## Required work
Wherever a line holds the string "components", copy that line.

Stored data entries
========================

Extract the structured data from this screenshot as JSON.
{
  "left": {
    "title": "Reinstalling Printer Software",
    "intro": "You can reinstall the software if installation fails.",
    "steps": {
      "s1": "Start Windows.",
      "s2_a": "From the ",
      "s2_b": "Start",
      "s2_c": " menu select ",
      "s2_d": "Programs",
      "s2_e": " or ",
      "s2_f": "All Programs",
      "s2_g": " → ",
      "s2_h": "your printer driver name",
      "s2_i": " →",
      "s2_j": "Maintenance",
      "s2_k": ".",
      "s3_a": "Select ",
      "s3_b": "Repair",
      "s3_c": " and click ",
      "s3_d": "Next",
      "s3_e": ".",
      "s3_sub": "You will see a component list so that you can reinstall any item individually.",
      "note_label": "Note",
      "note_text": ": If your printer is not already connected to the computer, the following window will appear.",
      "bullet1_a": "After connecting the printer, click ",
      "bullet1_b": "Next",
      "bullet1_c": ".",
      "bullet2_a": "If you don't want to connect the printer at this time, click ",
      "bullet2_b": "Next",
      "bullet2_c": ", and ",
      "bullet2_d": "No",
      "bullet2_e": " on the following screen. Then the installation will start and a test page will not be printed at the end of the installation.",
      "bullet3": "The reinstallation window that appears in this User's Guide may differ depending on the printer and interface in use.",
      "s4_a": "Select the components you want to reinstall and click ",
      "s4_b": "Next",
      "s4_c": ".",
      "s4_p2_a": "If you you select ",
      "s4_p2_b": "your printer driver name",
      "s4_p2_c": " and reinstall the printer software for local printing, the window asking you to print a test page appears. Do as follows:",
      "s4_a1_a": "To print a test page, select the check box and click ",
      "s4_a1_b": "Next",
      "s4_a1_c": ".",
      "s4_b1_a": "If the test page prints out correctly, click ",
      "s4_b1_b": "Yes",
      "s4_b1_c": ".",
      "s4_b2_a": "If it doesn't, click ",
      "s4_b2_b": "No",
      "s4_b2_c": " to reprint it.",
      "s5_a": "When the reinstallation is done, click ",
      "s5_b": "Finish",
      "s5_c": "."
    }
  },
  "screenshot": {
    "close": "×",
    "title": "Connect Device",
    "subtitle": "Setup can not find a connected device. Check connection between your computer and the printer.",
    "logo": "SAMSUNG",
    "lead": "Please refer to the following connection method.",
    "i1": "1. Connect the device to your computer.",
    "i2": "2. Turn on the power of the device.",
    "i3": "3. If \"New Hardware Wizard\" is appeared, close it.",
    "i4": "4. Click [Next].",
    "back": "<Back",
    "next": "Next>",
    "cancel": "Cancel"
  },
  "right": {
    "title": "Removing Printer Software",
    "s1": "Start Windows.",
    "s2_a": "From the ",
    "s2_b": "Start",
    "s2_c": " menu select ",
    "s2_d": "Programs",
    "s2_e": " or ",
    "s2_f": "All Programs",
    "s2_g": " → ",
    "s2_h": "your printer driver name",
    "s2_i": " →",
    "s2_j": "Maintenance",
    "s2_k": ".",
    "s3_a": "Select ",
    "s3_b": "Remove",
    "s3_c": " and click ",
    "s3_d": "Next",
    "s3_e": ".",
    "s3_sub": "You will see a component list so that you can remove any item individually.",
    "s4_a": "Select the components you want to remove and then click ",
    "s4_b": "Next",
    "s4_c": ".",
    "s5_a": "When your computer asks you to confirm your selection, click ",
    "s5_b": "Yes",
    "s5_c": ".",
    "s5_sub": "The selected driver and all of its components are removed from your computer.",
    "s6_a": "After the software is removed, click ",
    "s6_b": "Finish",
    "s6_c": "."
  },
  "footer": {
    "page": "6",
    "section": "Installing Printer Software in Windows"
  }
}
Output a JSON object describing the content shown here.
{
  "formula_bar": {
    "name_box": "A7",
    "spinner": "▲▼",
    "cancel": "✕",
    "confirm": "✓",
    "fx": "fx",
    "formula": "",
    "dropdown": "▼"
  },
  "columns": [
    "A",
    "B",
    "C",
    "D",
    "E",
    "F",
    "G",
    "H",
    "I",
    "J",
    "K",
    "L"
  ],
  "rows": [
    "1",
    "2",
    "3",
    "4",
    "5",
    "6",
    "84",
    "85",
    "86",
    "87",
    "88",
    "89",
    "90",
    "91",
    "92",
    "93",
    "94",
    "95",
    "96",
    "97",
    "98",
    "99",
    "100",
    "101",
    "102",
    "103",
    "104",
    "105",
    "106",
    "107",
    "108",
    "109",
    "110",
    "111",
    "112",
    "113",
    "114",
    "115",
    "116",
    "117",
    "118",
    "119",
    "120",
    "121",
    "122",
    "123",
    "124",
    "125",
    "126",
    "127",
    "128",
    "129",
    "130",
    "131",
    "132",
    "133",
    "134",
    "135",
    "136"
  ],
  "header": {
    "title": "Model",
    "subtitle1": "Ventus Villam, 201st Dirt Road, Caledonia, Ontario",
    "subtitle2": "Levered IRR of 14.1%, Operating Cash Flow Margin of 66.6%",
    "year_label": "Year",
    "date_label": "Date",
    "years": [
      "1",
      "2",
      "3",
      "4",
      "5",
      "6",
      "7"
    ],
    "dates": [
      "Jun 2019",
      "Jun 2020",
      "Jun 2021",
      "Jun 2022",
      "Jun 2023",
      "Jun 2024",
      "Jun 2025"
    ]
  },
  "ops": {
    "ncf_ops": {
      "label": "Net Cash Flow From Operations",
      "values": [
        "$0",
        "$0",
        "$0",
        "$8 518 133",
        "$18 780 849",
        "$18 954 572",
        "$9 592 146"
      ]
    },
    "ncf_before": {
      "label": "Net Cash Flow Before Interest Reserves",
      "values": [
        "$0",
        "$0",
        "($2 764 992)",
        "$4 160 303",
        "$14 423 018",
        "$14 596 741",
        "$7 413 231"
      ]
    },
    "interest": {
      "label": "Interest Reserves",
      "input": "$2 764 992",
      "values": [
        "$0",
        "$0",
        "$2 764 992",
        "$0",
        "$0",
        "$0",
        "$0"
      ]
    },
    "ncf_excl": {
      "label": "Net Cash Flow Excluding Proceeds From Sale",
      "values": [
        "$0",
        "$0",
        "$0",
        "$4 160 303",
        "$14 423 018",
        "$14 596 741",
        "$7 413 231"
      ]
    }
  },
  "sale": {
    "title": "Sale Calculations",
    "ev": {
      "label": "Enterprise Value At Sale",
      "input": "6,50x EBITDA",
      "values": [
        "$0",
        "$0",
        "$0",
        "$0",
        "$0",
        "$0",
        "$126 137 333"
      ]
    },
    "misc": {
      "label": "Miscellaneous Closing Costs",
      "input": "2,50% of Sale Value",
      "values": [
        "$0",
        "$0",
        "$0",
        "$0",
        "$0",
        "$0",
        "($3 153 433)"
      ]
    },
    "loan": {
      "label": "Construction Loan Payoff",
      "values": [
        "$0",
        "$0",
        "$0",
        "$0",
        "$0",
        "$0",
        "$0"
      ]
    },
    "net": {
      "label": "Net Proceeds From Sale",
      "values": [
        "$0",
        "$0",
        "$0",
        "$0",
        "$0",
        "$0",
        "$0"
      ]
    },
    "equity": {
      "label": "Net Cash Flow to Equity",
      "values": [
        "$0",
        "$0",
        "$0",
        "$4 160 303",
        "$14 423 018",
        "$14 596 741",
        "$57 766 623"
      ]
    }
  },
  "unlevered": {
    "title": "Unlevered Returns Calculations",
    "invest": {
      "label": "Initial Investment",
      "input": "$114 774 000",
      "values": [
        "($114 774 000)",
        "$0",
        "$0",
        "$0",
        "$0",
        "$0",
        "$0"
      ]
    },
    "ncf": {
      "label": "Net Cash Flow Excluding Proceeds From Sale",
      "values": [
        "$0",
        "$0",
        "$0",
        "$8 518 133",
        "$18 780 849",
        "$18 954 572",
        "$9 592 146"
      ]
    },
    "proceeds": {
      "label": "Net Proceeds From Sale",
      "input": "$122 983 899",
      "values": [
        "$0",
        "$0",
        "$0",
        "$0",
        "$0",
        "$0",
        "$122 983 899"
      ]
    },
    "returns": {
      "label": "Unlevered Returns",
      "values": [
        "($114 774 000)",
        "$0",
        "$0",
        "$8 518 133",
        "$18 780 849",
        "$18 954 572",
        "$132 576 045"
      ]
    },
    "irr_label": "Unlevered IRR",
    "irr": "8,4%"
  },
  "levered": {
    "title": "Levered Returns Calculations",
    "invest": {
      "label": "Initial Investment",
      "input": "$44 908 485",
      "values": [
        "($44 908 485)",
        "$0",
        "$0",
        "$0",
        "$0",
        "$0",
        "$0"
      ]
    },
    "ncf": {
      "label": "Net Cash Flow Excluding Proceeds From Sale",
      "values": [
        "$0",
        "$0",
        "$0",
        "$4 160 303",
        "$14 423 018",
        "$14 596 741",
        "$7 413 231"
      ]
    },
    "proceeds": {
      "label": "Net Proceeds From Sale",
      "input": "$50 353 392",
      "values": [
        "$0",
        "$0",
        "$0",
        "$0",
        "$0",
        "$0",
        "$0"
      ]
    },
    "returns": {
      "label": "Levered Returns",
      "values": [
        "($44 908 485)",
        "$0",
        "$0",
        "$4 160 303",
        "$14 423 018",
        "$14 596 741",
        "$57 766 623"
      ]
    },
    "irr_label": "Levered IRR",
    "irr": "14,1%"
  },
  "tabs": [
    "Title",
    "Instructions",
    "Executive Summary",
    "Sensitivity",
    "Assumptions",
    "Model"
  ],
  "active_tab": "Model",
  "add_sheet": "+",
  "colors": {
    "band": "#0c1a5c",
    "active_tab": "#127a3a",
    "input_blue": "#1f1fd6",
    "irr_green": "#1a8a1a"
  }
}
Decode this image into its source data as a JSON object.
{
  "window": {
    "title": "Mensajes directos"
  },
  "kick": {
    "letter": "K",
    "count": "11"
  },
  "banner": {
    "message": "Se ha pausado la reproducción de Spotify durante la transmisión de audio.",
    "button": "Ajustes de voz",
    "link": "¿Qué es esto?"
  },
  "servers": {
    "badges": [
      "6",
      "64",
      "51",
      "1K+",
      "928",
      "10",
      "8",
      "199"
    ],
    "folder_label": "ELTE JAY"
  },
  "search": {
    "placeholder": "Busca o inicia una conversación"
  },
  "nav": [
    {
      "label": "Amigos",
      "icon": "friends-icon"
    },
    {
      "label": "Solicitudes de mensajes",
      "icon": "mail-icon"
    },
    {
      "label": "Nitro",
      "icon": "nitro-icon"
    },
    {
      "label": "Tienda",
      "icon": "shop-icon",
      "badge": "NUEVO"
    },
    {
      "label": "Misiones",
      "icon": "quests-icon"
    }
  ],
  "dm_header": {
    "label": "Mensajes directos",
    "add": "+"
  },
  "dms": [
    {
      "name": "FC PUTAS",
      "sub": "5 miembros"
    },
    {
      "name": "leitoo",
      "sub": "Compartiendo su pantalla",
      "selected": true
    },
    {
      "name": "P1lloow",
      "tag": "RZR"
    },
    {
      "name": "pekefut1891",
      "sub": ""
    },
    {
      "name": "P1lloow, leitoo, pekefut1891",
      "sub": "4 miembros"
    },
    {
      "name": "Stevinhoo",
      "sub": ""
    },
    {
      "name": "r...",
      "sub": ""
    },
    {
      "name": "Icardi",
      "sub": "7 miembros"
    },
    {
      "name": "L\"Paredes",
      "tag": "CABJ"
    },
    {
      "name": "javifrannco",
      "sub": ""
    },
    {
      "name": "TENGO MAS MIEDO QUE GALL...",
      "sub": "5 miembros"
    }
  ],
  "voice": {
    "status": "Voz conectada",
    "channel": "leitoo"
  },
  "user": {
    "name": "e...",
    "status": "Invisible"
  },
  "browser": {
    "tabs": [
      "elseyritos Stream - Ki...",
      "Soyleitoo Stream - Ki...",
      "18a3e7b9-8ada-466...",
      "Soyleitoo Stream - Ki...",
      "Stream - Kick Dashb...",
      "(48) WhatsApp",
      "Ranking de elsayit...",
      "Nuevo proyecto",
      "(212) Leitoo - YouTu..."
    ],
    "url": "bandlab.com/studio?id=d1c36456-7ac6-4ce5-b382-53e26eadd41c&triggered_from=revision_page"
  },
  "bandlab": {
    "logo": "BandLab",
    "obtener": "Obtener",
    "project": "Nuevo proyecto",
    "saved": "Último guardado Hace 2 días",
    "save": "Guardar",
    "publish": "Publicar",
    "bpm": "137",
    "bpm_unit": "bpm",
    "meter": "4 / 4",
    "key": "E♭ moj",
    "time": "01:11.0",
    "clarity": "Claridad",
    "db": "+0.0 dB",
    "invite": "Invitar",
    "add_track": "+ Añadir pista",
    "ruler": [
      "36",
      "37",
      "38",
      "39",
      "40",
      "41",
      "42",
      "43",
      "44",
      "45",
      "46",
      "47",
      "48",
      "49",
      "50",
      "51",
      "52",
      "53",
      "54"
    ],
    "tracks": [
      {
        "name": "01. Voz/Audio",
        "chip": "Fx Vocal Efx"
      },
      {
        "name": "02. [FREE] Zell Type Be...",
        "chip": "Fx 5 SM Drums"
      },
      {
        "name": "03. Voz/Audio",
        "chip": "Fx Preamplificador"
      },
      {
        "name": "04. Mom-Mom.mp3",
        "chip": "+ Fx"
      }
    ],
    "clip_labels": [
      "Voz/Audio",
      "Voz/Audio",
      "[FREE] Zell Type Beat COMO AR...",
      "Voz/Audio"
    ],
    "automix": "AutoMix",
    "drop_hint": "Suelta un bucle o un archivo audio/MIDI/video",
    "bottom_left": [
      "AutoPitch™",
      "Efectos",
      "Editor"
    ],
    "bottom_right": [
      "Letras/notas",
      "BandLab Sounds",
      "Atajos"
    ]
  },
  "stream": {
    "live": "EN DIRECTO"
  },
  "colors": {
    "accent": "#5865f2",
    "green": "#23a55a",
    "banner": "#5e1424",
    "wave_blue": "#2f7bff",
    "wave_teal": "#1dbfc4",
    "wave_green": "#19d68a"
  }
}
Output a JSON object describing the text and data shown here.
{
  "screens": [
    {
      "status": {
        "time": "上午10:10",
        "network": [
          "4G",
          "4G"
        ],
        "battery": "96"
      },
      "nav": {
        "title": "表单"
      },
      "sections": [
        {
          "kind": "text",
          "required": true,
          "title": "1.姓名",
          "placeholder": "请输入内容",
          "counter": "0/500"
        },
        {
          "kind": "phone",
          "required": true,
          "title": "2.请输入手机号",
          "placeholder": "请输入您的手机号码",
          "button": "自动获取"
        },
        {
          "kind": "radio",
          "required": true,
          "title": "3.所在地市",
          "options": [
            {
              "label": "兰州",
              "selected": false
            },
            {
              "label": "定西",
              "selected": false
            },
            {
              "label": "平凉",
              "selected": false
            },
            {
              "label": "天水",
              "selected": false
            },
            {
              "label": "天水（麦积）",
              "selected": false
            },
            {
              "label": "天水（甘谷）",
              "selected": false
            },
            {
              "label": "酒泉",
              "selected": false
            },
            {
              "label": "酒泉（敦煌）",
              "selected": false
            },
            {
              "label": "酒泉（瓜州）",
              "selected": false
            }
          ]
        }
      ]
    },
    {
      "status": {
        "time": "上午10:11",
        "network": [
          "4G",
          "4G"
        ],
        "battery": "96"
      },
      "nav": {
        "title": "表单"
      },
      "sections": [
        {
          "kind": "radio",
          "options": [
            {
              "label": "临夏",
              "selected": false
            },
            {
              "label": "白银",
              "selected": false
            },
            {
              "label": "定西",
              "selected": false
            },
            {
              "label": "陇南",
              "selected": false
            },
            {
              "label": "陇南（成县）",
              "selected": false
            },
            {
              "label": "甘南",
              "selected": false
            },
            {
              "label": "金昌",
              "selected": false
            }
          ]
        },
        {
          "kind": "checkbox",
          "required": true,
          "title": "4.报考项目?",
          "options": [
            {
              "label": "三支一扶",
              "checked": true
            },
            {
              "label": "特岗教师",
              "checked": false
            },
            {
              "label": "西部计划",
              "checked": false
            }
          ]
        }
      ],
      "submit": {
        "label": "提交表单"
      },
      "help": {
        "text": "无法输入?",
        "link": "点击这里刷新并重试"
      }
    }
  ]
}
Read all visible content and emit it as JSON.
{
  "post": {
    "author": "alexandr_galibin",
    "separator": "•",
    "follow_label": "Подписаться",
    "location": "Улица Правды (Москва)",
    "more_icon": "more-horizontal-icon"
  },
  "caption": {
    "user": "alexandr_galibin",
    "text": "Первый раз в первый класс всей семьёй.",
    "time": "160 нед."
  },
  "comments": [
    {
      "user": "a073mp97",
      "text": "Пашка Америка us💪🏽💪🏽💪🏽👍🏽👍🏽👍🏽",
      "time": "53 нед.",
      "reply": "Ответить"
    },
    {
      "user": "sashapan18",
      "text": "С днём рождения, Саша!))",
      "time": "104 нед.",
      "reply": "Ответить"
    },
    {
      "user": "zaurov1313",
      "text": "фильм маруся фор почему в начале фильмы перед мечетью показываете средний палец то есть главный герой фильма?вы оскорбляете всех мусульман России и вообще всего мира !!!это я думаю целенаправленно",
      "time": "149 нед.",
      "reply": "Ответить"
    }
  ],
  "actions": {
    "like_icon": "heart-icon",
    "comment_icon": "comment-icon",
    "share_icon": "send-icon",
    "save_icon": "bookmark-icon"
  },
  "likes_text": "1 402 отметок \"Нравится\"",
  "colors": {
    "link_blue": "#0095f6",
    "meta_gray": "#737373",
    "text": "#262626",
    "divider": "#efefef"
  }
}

========================

## Output
      "s4_a": "Select the components you want to reinstall and click ",
    "s4_a": "Select the components you want to remove and then click ",
    "s5_sub": "The selected driver and all of its components are removed from your computer.",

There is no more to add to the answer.